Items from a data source
———

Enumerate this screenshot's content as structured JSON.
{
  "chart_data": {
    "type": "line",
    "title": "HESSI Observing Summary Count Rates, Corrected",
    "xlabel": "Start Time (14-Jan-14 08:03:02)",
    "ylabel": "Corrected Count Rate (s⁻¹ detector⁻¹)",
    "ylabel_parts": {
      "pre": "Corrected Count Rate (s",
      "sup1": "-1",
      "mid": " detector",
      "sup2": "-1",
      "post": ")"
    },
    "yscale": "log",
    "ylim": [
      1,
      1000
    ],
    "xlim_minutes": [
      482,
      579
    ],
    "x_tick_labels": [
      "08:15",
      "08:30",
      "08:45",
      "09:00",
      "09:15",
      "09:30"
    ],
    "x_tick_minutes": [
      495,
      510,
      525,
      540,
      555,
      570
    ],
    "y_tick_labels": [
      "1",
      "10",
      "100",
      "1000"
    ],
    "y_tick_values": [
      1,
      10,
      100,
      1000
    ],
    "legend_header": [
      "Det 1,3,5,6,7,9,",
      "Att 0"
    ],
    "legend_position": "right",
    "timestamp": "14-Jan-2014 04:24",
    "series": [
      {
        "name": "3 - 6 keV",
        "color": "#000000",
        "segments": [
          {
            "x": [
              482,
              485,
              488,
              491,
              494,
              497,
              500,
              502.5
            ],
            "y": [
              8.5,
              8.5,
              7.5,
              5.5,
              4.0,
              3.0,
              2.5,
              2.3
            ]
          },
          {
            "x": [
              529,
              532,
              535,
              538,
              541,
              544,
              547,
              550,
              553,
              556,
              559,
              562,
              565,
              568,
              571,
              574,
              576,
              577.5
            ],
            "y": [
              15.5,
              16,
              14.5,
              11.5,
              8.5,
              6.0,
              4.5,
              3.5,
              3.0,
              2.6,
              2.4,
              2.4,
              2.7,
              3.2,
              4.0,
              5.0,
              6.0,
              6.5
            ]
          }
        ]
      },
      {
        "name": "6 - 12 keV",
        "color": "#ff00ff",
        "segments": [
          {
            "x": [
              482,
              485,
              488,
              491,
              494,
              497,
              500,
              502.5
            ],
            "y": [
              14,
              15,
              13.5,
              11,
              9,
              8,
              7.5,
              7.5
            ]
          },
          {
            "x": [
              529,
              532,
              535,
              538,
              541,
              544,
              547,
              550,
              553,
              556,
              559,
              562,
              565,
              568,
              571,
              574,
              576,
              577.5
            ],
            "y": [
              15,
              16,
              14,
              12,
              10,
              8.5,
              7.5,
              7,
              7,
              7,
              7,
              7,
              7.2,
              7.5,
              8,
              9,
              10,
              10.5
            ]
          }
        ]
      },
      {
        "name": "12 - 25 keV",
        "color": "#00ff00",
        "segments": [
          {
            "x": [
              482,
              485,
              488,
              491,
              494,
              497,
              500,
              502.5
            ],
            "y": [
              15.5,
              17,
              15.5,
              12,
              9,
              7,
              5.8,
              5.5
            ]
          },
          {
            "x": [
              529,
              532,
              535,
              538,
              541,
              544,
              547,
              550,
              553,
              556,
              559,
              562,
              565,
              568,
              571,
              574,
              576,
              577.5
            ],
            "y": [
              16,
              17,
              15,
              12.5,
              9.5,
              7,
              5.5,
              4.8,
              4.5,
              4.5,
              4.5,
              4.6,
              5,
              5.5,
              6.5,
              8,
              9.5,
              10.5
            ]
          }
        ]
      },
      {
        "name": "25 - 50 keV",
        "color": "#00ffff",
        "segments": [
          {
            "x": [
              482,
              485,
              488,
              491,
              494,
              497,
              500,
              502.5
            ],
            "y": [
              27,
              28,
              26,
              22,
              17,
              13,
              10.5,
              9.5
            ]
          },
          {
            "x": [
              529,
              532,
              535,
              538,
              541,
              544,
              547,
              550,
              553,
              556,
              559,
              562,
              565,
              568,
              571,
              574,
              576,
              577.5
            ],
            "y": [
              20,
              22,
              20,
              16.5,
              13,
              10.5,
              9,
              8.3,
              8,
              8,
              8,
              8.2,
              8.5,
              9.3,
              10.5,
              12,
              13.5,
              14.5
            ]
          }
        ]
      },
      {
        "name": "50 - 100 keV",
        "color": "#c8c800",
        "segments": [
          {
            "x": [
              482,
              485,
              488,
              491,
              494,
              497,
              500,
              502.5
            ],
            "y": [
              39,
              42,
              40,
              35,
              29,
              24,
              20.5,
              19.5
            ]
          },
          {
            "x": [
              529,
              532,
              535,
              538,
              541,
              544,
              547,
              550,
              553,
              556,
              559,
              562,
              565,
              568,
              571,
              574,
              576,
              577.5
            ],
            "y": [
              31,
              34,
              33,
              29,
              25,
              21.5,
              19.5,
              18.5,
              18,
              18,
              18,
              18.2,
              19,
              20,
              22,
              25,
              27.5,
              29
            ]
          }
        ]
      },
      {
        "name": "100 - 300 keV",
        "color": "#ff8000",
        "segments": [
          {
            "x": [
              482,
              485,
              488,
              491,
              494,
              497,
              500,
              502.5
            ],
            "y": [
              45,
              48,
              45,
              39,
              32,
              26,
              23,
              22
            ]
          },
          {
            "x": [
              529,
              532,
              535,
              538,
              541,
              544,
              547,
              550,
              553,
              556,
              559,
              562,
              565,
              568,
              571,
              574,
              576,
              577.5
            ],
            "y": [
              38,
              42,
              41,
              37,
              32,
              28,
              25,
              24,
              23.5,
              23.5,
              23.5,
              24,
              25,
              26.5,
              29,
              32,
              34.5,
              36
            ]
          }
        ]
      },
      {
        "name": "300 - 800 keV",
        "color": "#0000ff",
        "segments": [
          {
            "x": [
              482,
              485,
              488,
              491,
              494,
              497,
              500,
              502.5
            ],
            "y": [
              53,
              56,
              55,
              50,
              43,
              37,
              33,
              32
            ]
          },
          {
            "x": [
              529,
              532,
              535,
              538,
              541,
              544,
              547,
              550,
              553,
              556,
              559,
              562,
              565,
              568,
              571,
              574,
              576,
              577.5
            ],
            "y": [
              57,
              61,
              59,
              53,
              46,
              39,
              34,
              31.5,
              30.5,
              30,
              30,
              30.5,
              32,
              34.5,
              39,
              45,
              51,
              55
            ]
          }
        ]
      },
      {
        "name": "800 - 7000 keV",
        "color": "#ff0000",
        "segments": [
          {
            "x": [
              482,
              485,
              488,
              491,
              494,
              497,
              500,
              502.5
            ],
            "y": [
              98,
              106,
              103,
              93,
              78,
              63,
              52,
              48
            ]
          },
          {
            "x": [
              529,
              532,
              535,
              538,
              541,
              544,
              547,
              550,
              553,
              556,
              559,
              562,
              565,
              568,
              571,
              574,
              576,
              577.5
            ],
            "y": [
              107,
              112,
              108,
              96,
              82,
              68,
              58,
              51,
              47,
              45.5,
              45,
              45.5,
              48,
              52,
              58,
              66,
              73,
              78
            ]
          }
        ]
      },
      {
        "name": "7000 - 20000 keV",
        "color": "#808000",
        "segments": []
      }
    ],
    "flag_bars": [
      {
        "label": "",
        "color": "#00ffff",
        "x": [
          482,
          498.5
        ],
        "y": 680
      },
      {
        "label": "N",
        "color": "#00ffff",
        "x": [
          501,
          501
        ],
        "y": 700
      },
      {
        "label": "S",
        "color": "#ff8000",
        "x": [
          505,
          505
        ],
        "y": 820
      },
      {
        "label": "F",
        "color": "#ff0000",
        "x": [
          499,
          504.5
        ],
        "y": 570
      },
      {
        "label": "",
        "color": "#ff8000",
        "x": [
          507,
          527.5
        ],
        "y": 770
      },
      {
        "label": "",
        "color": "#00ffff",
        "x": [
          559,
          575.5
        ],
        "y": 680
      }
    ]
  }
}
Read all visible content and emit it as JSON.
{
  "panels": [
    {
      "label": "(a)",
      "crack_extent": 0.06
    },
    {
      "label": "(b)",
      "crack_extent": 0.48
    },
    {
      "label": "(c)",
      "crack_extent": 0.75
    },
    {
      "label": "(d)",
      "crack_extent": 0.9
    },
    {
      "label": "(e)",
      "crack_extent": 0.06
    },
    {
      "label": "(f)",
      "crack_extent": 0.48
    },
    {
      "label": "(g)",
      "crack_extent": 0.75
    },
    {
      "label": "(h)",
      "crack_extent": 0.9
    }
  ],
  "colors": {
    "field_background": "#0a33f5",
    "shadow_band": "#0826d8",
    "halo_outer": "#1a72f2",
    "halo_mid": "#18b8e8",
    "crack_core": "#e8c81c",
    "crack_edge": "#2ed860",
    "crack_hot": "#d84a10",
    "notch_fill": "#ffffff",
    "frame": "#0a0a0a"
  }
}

———

STATED GOAL —
Look over the records above and copy each line that includes the string "detector".

TASK RESULT —
    "ylabel": "Corrected Count Rate (s⁻¹ detector⁻¹)",
      "mid": " detector",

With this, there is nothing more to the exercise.